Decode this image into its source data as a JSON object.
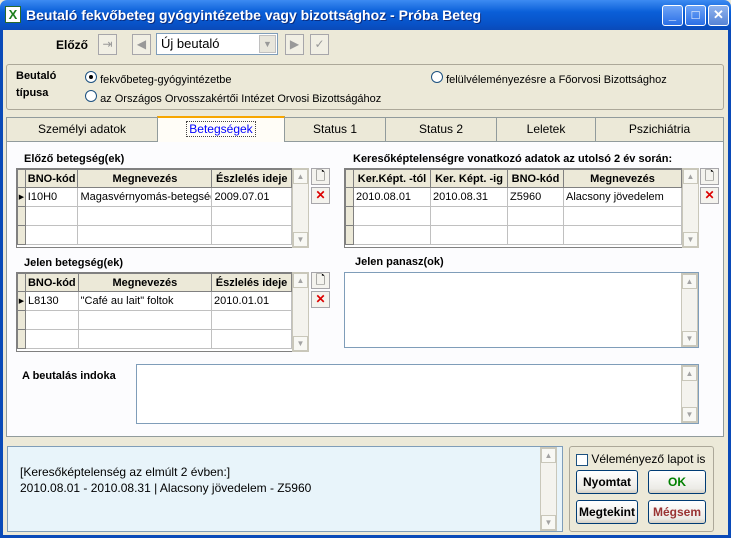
{
  "window": {
    "title": "Beutaló fekvőbeteg gyógyintézetbe vagy bizottsághoz  -  Próba Beteg",
    "app_icon": "X",
    "minimize": "_",
    "maximize": "□",
    "close": "✕"
  },
  "toolbar": {
    "prev_label": "Előző",
    "combo_value": "Új beutaló"
  },
  "referral_type": {
    "label_line1": "Beutaló",
    "label_line2": "típusa",
    "options": [
      {
        "label": "fekvőbeteg-gyógyintézetbe",
        "checked": true
      },
      {
        "label": "az Országos Orvosszakértői Intézet Orvosi Bizottságához",
        "checked": false
      },
      {
        "label": "felülvéleményezésre a Főorvosi Bizottsághoz",
        "checked": false
      }
    ]
  },
  "tabs": [
    "Személyi adatok",
    "Betegségek",
    "Status 1",
    "Status 2",
    "Leletek",
    "Pszichiátria"
  ],
  "previous_diseases": {
    "title": "Előző betegség(ek)",
    "headers": [
      "BNO-kód",
      "Megnevezés",
      "Észlelés ideje"
    ],
    "rows": [
      [
        "I10H0",
        "Magasvérnyomás-betegség",
        "2009.07.01"
      ]
    ]
  },
  "incapacity": {
    "title": "Keresőképtelenségre vonatkozó adatok az utolsó 2 év során:",
    "headers": [
      "Ker.Képt. -tól",
      "Ker. Képt. -ig",
      "BNO-kód",
      "Megnevezés"
    ],
    "rows": [
      [
        "2010.08.01",
        "2010.08.31",
        "Z5960",
        "Alacsony jövedelem"
      ]
    ]
  },
  "current_diseases": {
    "title": "Jelen betegség(ek)",
    "headers": [
      "BNO-kód",
      "Megnevezés",
      "Észlelés ideje"
    ],
    "rows": [
      [
        "L8130",
        "\"Café au lait\" foltok",
        "2010.01.01"
      ]
    ]
  },
  "complaints": {
    "title": "Jelen panasz(ok)"
  },
  "reason": {
    "title": "A beutalás indoka"
  },
  "info": {
    "line1": "[Keresőképtelenség az elmúlt 2 évben:]",
    "line2": "2010.08.01 - 2010.08.31 | Alacsony jövedelem - Z5960"
  },
  "actions": {
    "opinion_sheet": "Véleményező lapot is",
    "print": "Nyomtat",
    "ok": "OK",
    "view": "Megtekint",
    "cancel": "Mégsem"
  },
  "colors": {
    "ok": "#008000",
    "cancel": "#993333",
    "title_bar": "#0a5fd8"
  }
}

■ THE TASK:
Find the string "Előző" in the records, then copy each line where it occurs.

■ WRITTEN ANSWER:
    "prev_label": "Előző",
    "title": "Előző betegség(ek)",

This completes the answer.